## start DATA SECTION

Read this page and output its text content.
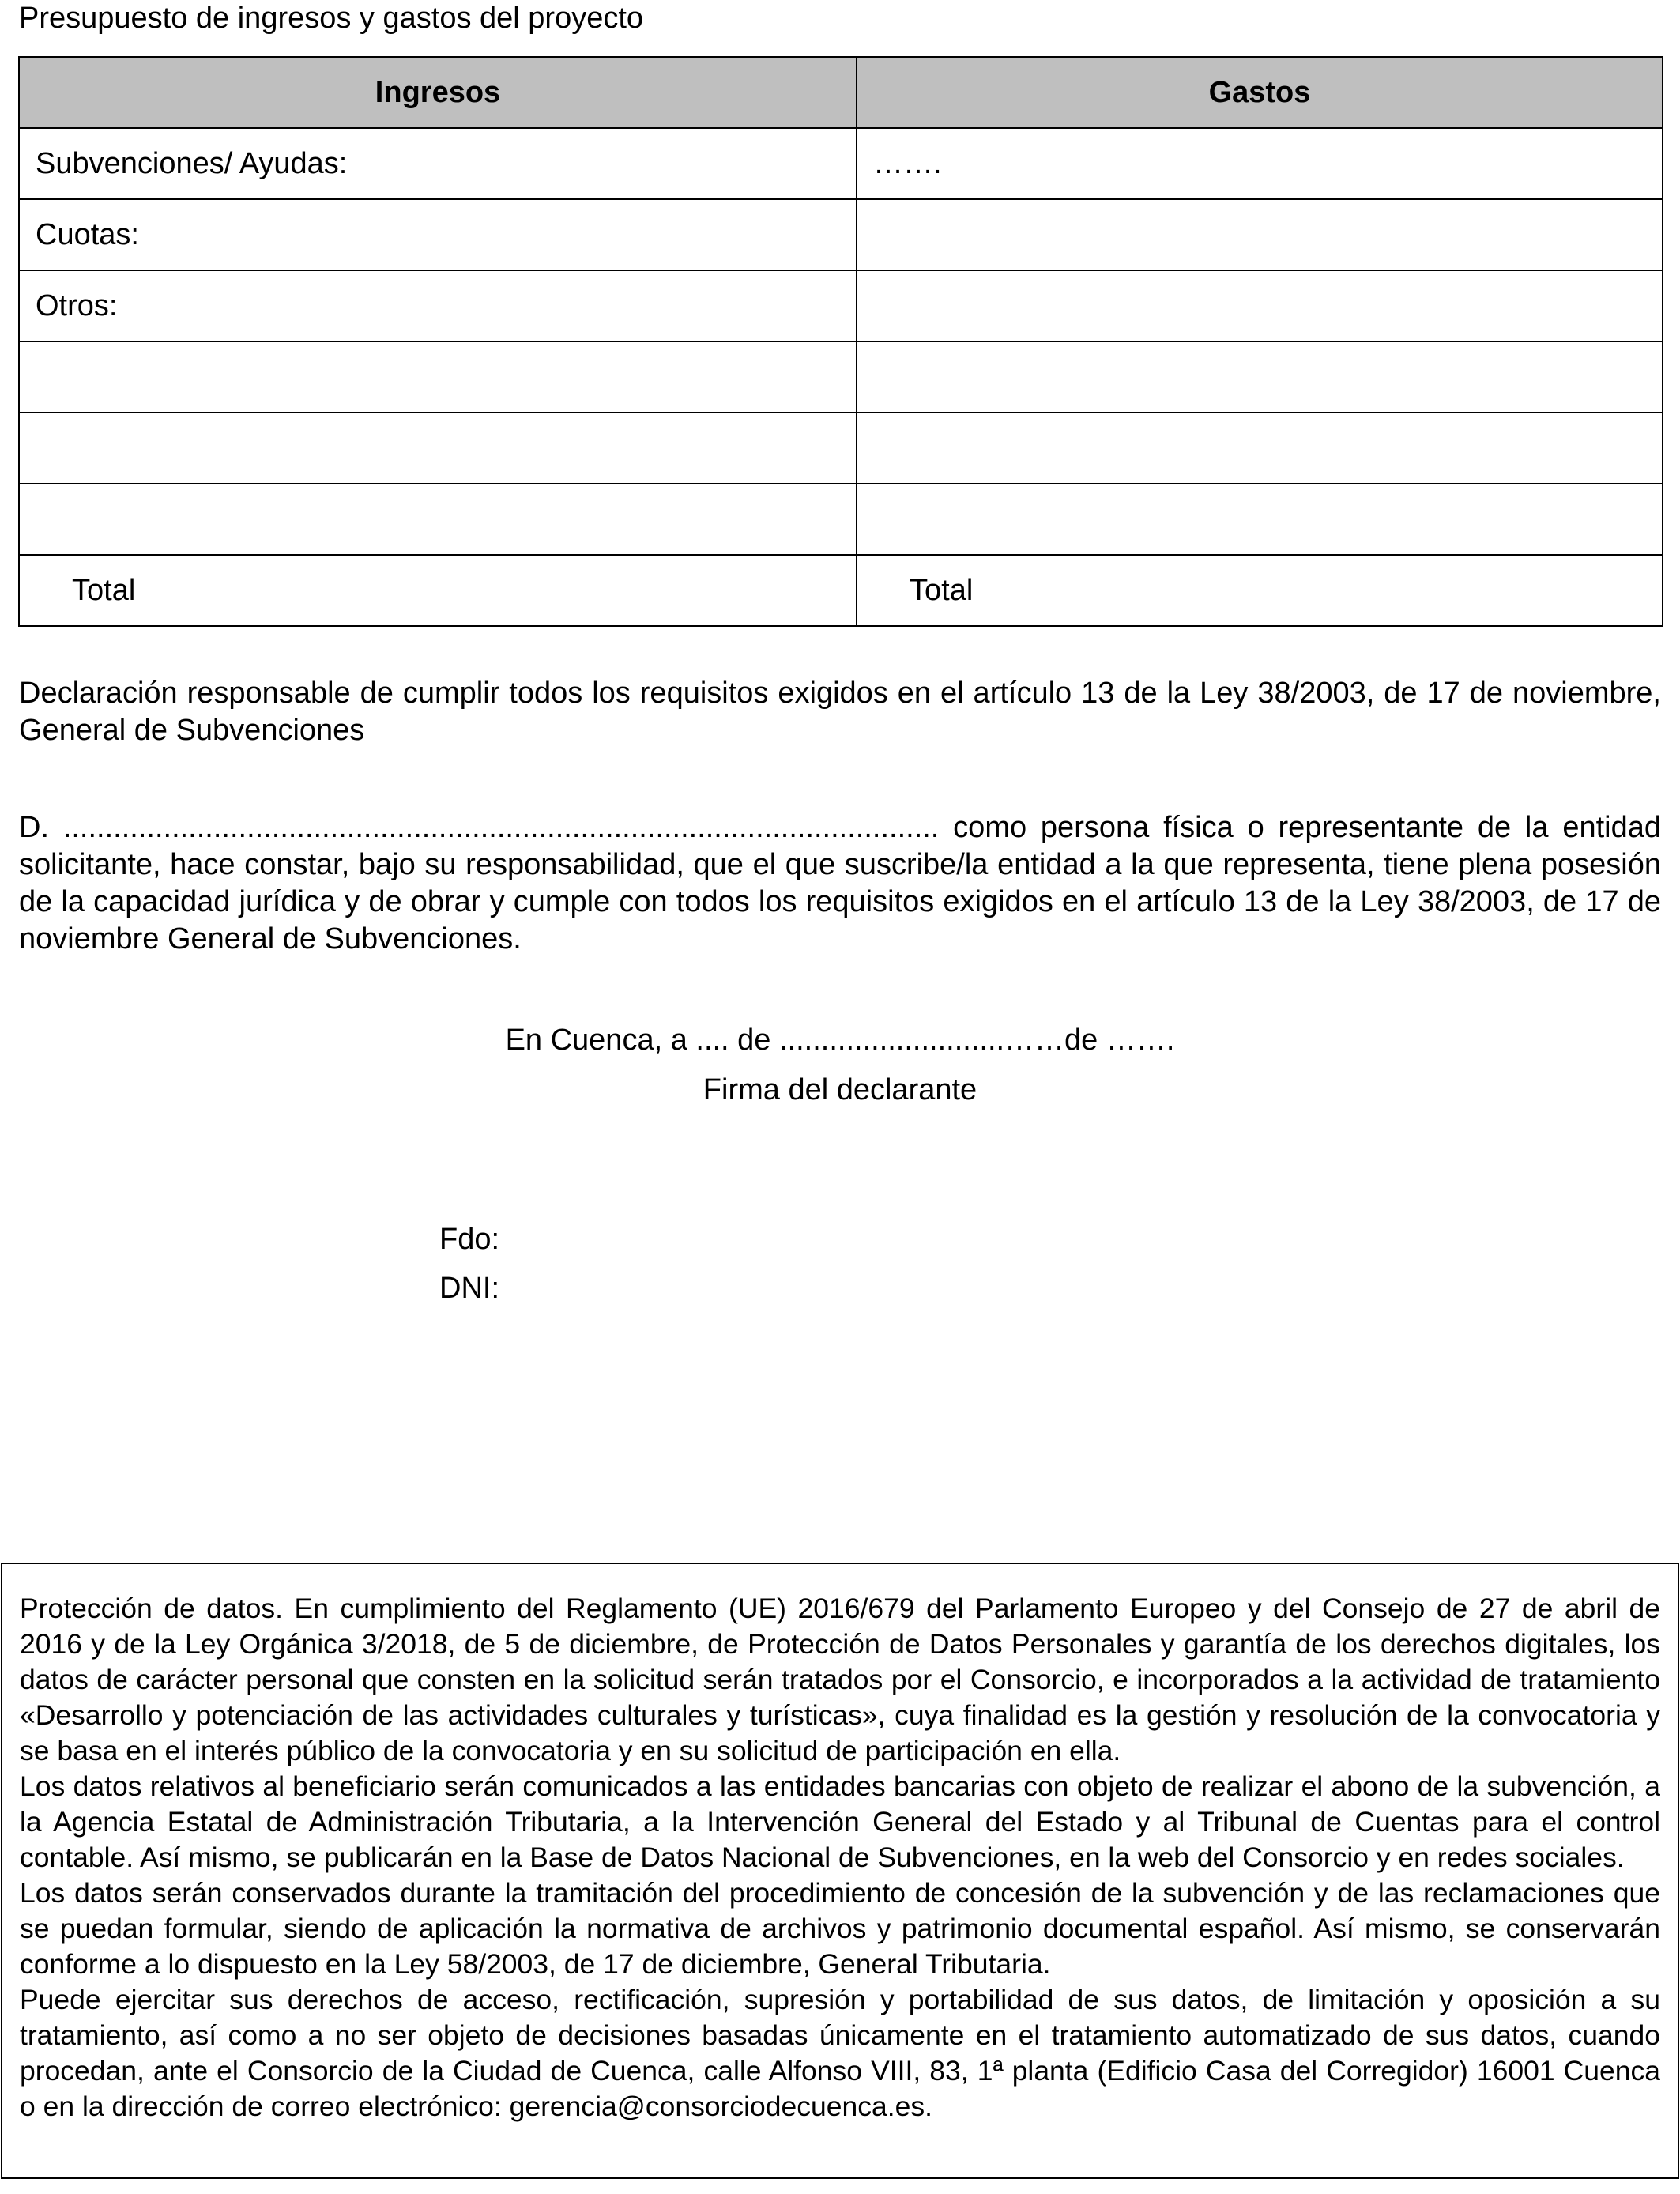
Presupuesto de ingresos y gastos del proyecto
Ingresos	Gastos
Subvenciones/ Ayudas:	…….
Cuotas:	
Otros:	

Total	Total
Declaración responsable de cumplir todos los requisitos exigidos en el artículo 13 de la Ley 38/2003, de 17 de noviembre, General de Subvenciones
D. ......................................................................................................... como persona física o representante de la entidad solicitante, hace constar, bajo su responsabilidad, que el que suscribe/la entidad a la que representa, tiene plena posesión de la capacidad jurídica y de obrar y cumple con todos los requisitos exigidos en el artículo 13 de la Ley 38/2003, de 17 de noviembre General de Subvenciones.
En Cuenca, a .... de ...........................……de …….
Firma del declarante
Fdo:
DNI:

Protección de datos. En cumplimiento del Reglamento (UE) 2016/679 del Parlamento Europeo y del Consejo de 27 de abril de 2016 y de la Ley Orgánica 3/2018, de 5 de diciembre, de Protección de Datos Personales y garantía de los derechos digitales, los datos de carácter personal que consten en la solicitud serán tratados por el Consorcio, e incorporados a la actividad de tratamiento «Desarrollo y potenciación de las actividades culturales y turísticas», cuya finalidad es la gestión y resolución de la convocatoria y se basa en el interés público de la convocatoria y en su solicitud de participación en ella.

Los datos relativos al beneficiario serán comunicados a las entidades bancarias con objeto de realizar el abono de la subvención, a la Agencia Estatal de Administración Tributaria, a la Intervención General del Estado y al Tribunal de Cuentas para el control contable. Así mismo, se publicarán en la Base de Datos Nacional de Subvenciones, en la web del Consorcio y en redes sociales.

Los datos serán conservados durante la tramitación del procedimiento de concesión de la subvención y de las reclamaciones que se puedan formular, siendo de aplicación la normativa de archivos y patrimonio documental español. Así mismo, se conservarán conforme a lo dispuesto en la Ley 58/2003, de 17 de diciembre, General Tributaria.

Puede ejercitar sus derechos de acceso, rectificación, supresión y portabilidad de sus datos, de limitación y oposición a su tratamiento, así como a no ser objeto de decisiones basadas únicamente en el tratamiento automatizado de sus datos, cuando procedan, ante el Consorcio de la Ciudad de Cuenca, calle Alfonso VIII, 83, 1ª planta (Edificio Casa del Corregidor) 16001 Cuenca o en la dirección de correo electrónico: gerencia@consorciodecuenca.es.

## end DATA SECTION

AIM →
Look through the entries above. Extract each line with the word "todos".

FULL OUTPUT →
Declaración responsable de cumplir todos los requisitos exigidos en el artículo 13 de la Ley 38/2003, de 17 de noviembre, General de Subvenciones
D. ......................................................................................................... como persona física o representante de la entidad solicitante, hace constar, bajo su responsabilidad, que el que suscribe/la entidad a la que representa, tiene plena posesión de la capacidad jurídica y de obrar y cumple con todos los requisitos exigidos en el artículo 13 de la Ley 38/2003, de 17 de noviembre General de Subvenciones.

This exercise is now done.